Start Excerpt

Do not overestimate the effect of including the MySQL backend in our benchmark however. MySQL consumes about 20% of the CPU cycles. There is no denying that high clock speeds and simultaneous multi-threading are a very powerful mix to handle web requests.

According to some academic studies, the Atom C2750 should do better in typical scale-out software such as web search, web front-ends, and media streaming, where no syncing between threads is necessary.



MySQL Performance

For testing real-world SQL server performance with our homemade stress-testing software (vApus), we need a powerful client with lots of bandwidth. That kind of client was not available to us inside the network where the HP Moonshot was located. So we went back to the MySQL Sysbench utility. Sysbench allows us to place an OLTP load on a MySQL test database, and you can chose the regular test or the read only test. We chose read only as even with a flash device, Sysbench is quickly disk I/O limited.

The main reason why we tested with Sysbench is to get a huge amount of queries that only select very small parts (a few or one row) of the tables, so we can see how the SoCs behave in this kind of scenario. Sysbench allows you to test with any number of threads you like, but there is no "think time" feature. That means all queries fire off as quickly as possible, so you cannot simulate "light" and "medium" loads.

The response times are very small, which is typical for an OLTP test. To take them into account, we are showing you the highest throughput at around 3 ms (2.8 ms to 3.3 ms). We tested with 10 million records and 100,000 requests

MySQL Sysbench Read-only

Again, the X-Gene is nowhere near the Xeon E3, but rather a competitor for the Atom C2750. The Xeon E3-1230L v3 outperforms the Xeon E3-1265L2 v2 by a small margin, despite the lower base clock.



Our First Scale-Out Big Data Benchmark: Elasticsearch

Elasticsearch is an open source, full text search engine that can be run on a cluster relatively easy. It's basically like an open source version of Google Search that can be deployed in an enterprise. It should be one of the poster children of scale-out software and is one of the representatives of the so called "Big Data" technologies. Thanks to Kirth Lammens, one of the talented researchers at my lab, we have developed a benchmark that searches through all the Wikipedia content (+/- 40GB). Elasticsearch is – like many Big Data technologies – built on Java (we use the 64-bit server version 1.7.0).

Elastic Search

For the first time, the X-Gene has a small but measurable (7%) lead over the Atom C2750. Notice that once again the subtle improvements on the Haswell core allow the 25W E3-1230Lv3, typically running at 2.3GHz, to keep up with the 45W Xeon E3-1265L (running at 2.5-3.1GHz).

There is some truth in the claim that SoCs like the Atom C2750 are built for scale-out workloads. While the Atom C2750 achieved only 40% of the Xeon E3's performance running a LAMP stack, it is capable of reaching about two thirds of the performance of a low power Xeon E3. This is nothing earth shattering, but lots of "slim" cores might do a good job in Elasticsearch and other Big Data technologies.



Saving Power at Idle

Efficiency is very important in many scenarios, so let's start by checking out idle power consumption. We quickly realized that many servers would use simpler boards with much fewer chips than our ASUS P9D-MH, especially in micro servers. It is also clear that it is very hard to make a decent apples-to-apples comparison as the boards are very different. The Xeon 1200 V3 board (ASUS) is very feature rich, the Intel board of our Xeon E3 is simpler, and the board inside the HP m300 is bare bone.

End Excerpt

- What the task asks
Answer these questions using the server benchmark excerpt.
1. About what share of the CPU cycles does MySQL consume?
2. How many records were used in the Sysbench test?
3. By what percentage does the X-Gene lead the Atom C2750 in Elasticsearch?

Start Dataset rows

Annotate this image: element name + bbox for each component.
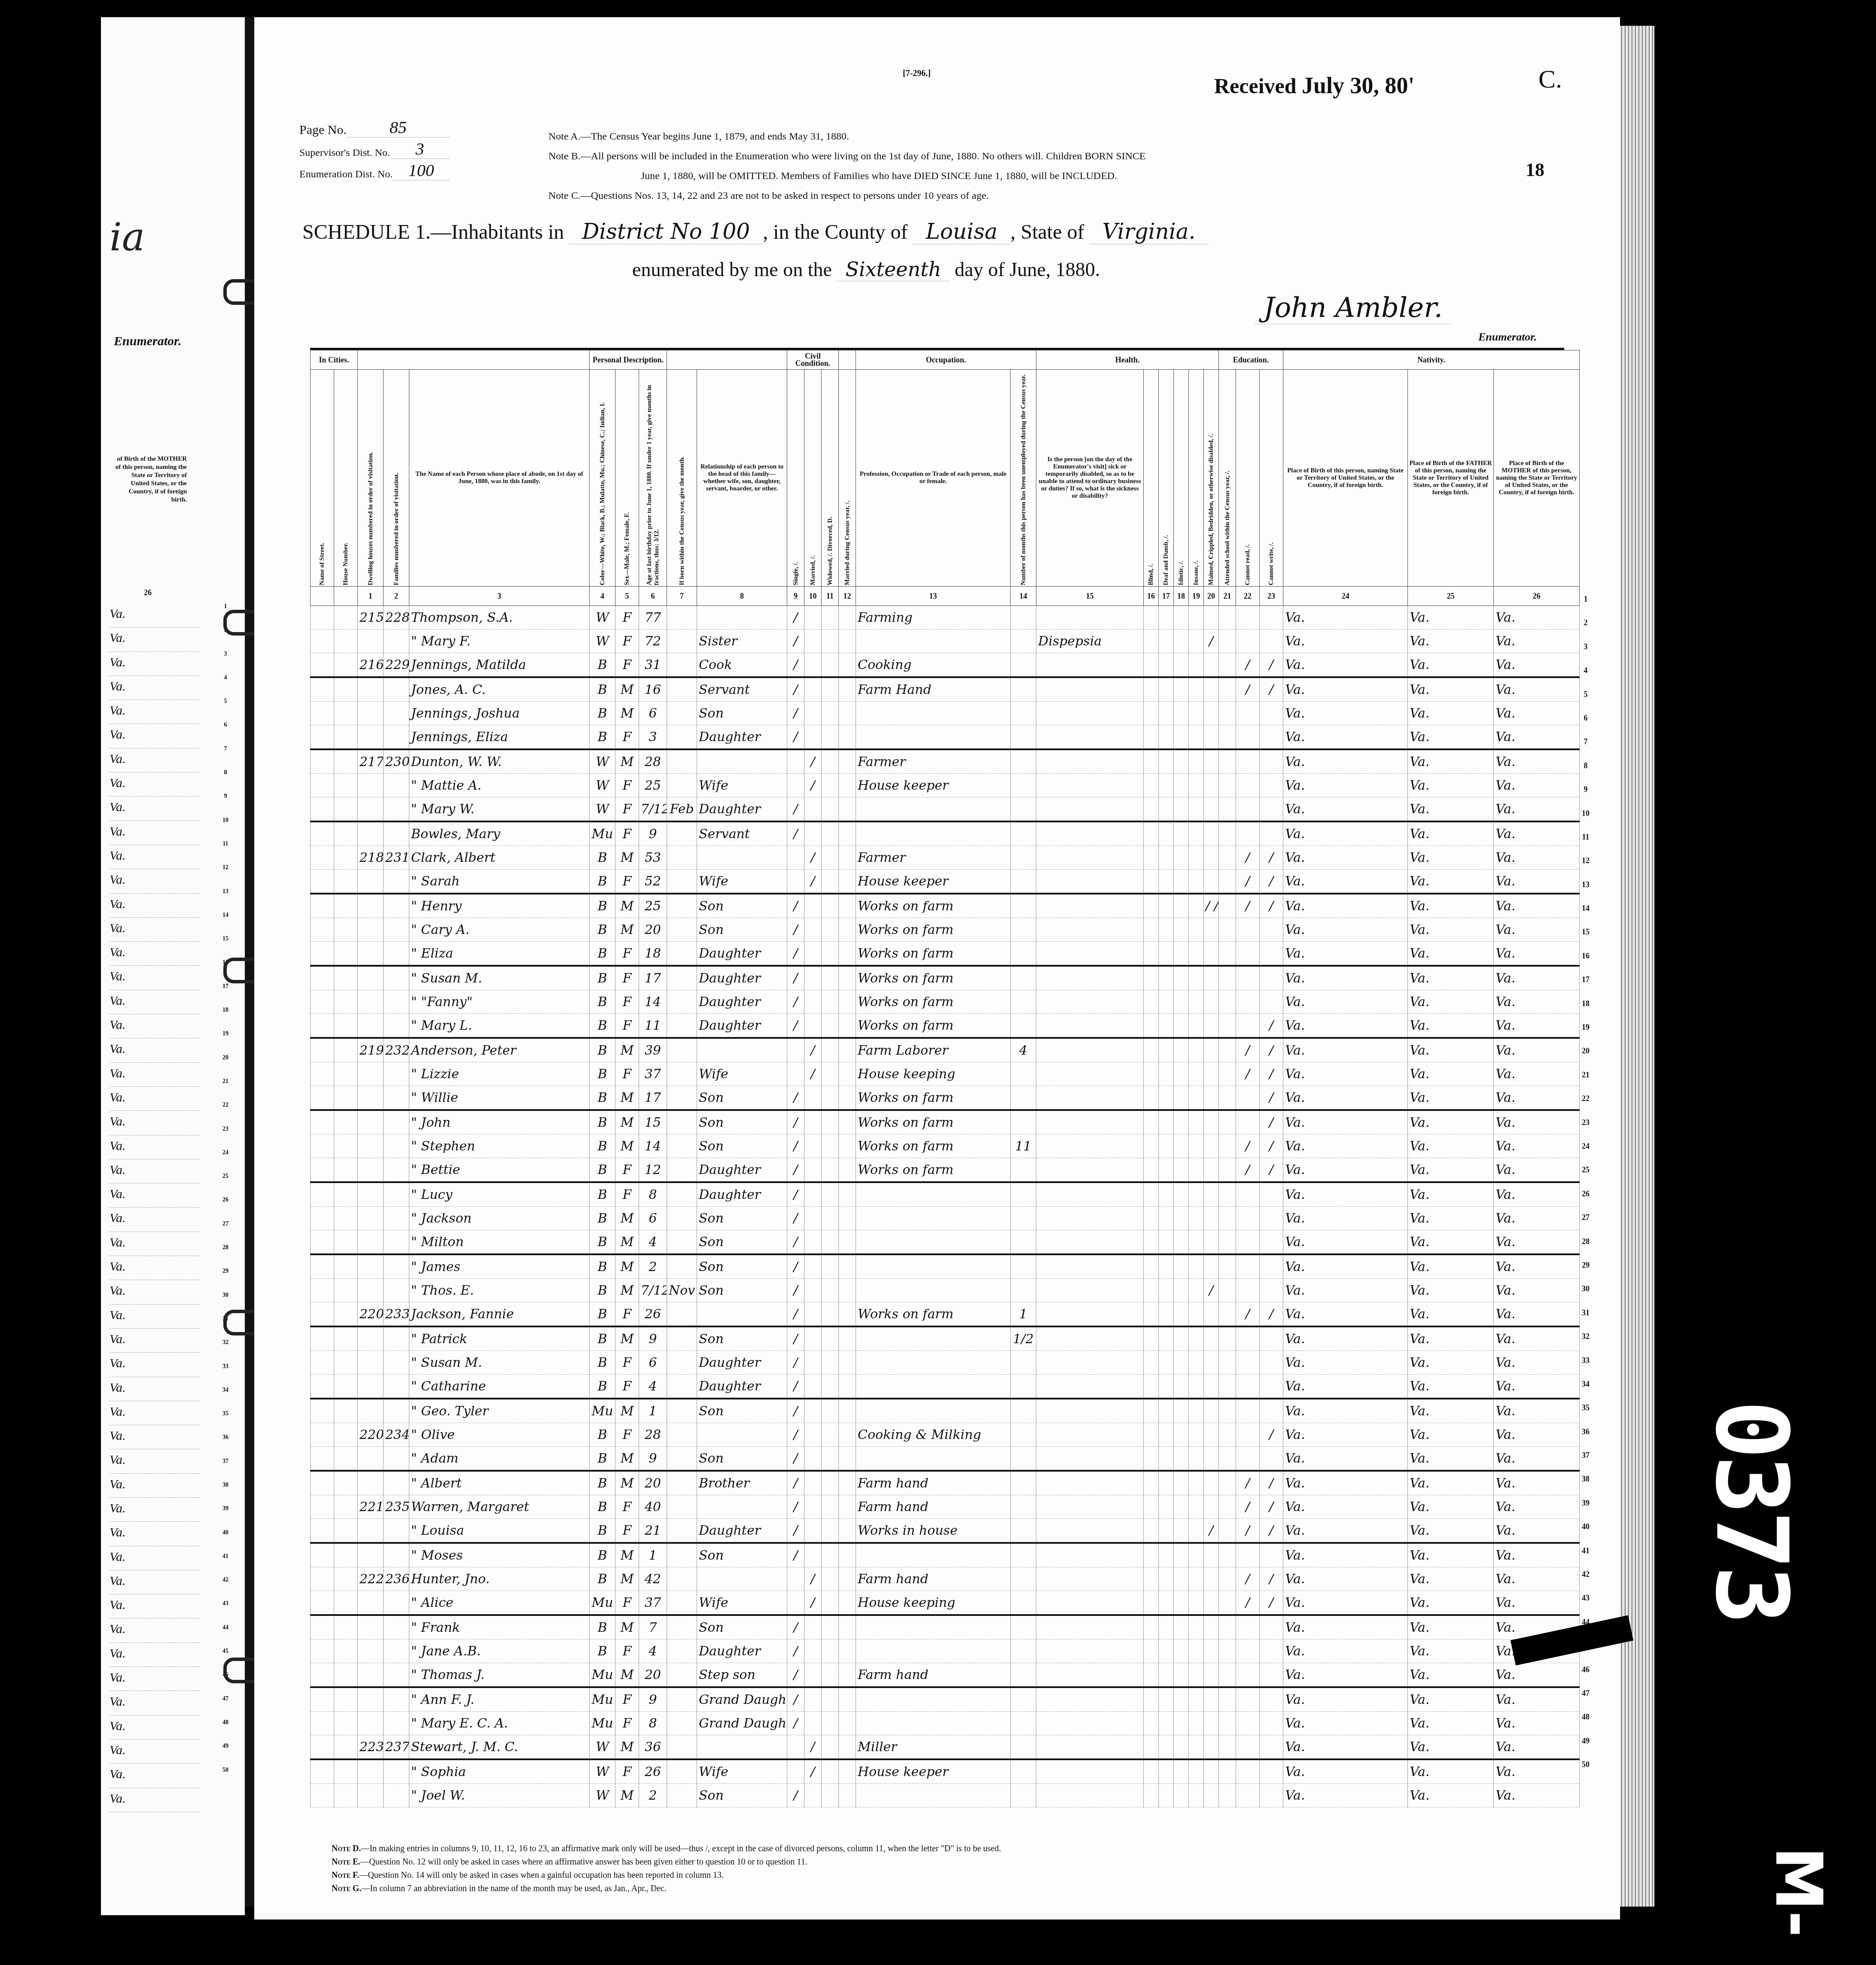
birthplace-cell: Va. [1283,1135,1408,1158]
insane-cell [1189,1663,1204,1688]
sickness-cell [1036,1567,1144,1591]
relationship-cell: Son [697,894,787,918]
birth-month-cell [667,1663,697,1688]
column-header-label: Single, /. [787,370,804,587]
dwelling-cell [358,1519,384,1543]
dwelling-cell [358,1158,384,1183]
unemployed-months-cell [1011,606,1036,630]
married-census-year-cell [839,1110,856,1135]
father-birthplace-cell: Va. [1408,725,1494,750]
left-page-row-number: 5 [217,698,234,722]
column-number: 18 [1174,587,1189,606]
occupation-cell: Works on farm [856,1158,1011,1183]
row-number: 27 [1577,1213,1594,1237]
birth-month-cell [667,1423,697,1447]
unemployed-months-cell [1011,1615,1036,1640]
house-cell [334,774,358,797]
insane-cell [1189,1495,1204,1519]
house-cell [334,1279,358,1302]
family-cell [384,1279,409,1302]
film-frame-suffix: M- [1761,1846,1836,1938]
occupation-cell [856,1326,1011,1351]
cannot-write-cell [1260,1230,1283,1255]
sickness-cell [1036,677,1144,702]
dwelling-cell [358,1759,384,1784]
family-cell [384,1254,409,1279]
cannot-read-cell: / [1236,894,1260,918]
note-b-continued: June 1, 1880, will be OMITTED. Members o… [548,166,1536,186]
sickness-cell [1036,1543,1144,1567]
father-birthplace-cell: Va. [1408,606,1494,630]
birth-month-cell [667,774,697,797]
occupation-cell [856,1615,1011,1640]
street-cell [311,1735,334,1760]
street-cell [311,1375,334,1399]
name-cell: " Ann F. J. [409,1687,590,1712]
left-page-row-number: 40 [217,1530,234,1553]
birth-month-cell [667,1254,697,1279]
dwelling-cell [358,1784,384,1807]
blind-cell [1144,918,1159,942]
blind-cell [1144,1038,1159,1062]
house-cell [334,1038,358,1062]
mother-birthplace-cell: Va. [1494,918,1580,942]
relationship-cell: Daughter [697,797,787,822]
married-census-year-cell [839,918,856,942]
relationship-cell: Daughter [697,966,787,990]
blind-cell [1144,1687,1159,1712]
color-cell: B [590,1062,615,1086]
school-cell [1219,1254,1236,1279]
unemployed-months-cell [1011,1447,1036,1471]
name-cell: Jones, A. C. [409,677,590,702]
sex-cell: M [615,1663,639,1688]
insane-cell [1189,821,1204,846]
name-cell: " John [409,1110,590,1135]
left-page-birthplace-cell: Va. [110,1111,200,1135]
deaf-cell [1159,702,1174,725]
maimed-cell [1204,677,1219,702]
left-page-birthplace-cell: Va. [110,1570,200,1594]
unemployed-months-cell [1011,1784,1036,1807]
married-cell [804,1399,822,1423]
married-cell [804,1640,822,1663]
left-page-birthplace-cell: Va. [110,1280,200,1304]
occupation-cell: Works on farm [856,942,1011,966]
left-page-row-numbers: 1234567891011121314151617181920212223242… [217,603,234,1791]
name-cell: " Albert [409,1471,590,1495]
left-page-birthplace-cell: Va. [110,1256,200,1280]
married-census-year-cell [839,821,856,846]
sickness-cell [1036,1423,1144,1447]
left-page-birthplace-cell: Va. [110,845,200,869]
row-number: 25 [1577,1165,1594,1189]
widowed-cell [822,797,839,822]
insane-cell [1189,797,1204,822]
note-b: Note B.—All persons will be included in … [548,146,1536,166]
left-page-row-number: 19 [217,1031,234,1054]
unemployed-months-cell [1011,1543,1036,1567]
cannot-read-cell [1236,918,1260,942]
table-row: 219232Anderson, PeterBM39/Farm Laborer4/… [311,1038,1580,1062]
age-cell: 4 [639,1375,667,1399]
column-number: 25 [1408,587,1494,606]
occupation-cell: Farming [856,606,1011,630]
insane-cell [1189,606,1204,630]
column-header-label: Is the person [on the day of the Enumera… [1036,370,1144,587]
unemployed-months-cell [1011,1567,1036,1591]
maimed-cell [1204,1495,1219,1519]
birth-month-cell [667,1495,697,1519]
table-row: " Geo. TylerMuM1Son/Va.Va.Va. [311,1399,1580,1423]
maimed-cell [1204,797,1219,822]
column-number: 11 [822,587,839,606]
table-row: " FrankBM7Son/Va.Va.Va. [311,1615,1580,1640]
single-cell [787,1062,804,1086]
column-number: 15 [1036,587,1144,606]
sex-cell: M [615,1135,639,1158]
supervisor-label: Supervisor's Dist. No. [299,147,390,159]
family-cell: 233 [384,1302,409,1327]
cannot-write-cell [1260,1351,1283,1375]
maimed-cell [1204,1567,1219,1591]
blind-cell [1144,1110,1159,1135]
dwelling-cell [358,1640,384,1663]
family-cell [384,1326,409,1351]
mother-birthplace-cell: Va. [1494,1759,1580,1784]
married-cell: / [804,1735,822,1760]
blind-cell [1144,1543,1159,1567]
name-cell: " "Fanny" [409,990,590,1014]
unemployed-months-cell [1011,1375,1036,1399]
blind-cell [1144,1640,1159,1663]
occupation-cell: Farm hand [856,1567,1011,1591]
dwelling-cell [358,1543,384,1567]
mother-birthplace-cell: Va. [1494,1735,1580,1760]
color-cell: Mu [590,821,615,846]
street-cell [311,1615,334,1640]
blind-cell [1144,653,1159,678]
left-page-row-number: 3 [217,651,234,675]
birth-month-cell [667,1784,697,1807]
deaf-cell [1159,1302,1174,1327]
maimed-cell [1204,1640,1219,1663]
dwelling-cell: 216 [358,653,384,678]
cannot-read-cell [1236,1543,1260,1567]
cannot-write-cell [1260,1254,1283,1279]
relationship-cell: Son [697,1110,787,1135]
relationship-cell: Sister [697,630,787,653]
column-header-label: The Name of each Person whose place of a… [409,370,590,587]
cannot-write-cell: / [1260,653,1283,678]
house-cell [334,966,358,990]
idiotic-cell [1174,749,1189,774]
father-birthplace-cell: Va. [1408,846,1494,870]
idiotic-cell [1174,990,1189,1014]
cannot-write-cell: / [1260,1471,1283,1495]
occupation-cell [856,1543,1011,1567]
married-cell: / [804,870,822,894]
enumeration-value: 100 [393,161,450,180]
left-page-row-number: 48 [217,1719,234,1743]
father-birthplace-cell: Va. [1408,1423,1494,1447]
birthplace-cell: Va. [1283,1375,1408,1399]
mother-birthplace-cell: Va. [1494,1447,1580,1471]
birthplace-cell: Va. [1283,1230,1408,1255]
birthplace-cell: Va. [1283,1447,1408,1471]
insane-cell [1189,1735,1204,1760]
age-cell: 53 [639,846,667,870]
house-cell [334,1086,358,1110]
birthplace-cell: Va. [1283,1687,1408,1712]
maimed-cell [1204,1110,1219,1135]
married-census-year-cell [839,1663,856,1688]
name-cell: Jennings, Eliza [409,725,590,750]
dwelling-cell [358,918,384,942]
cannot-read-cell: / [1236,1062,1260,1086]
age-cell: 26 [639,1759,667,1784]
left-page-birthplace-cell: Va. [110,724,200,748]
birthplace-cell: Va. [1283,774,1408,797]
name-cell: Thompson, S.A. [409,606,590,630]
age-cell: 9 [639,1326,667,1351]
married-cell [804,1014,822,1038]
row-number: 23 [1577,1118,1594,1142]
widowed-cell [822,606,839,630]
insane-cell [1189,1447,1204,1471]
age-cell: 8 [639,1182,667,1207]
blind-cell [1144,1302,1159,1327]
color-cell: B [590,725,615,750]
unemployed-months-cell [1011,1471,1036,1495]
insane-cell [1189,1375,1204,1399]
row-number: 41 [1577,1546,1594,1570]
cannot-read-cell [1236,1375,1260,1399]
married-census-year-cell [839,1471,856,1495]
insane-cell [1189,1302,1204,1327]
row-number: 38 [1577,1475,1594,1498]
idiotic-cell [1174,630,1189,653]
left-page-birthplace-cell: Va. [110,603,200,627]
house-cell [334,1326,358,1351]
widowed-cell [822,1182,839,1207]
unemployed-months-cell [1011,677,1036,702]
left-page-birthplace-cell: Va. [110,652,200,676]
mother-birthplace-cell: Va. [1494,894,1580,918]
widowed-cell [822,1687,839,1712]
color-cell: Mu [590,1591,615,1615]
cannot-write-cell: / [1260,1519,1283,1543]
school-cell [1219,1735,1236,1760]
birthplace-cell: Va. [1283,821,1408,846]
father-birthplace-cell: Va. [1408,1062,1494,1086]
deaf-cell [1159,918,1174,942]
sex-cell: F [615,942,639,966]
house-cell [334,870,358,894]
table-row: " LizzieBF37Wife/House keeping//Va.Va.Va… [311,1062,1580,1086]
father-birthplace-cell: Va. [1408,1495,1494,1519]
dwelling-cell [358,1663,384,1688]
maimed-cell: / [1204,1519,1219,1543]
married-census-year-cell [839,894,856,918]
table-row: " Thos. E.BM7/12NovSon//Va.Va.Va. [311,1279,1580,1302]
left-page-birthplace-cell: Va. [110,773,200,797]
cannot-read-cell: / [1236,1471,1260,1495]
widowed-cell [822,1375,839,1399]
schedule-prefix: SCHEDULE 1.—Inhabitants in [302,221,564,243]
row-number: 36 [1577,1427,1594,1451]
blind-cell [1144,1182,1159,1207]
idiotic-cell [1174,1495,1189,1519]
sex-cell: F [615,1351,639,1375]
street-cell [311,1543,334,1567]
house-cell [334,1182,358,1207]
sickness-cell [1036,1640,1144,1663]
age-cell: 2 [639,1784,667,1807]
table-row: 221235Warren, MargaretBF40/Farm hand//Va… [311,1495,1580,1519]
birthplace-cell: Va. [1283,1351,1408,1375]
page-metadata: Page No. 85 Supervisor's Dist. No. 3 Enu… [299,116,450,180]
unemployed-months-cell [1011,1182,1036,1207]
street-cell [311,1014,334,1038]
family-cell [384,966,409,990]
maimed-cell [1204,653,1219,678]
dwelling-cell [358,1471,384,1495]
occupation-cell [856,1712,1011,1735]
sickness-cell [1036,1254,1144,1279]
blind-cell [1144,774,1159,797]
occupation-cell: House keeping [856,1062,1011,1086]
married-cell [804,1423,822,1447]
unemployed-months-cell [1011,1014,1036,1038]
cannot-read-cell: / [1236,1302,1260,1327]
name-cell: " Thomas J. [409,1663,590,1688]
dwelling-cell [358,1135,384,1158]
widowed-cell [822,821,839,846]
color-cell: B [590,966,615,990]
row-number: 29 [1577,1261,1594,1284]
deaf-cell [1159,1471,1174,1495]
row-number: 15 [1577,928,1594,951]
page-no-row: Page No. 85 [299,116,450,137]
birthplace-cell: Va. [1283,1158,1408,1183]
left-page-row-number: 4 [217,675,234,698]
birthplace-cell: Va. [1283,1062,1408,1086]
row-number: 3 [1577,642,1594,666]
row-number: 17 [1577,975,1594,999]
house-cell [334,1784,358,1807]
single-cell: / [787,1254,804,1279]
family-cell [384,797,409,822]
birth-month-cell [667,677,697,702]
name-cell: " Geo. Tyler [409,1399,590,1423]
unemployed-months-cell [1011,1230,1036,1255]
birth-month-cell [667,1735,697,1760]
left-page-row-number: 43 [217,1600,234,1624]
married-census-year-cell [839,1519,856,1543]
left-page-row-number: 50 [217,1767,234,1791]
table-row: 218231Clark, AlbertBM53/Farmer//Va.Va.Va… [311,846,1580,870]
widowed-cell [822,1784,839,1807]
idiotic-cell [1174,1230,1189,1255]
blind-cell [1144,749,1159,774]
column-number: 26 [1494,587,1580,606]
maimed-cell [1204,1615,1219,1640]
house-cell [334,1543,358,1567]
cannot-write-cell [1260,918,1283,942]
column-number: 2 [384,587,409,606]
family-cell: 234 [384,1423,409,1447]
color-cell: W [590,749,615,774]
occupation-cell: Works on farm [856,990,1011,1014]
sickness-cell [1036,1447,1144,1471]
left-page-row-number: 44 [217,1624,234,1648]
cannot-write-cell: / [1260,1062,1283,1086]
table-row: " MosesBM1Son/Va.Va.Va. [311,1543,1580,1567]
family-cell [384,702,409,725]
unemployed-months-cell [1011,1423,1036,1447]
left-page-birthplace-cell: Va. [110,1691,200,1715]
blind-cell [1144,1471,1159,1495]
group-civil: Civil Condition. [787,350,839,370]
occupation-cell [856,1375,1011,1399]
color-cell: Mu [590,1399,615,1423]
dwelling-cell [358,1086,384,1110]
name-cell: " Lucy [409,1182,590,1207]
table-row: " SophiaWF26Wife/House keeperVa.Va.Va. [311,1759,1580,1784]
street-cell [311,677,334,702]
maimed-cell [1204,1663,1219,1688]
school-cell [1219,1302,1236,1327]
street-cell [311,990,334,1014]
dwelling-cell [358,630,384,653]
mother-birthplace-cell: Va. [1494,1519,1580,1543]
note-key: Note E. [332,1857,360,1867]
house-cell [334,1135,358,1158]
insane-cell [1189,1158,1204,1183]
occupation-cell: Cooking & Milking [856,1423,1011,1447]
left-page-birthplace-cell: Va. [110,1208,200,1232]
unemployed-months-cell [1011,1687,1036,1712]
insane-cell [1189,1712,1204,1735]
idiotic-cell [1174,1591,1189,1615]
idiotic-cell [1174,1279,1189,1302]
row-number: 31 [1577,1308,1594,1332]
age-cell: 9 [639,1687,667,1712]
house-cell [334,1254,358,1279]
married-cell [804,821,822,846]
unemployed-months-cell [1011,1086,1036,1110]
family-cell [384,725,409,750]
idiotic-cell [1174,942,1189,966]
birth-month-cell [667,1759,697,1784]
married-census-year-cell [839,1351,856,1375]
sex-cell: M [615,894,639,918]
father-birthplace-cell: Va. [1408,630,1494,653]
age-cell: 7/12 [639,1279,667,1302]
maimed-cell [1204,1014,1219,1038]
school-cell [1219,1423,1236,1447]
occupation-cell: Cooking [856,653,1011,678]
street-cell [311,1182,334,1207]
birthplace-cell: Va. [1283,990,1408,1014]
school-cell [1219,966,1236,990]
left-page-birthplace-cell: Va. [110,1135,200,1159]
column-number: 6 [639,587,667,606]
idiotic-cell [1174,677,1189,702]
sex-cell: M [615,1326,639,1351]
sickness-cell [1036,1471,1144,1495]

End Dataset rows

- Right answer
1. About 20%.
2. 10 million records.
3. 7%.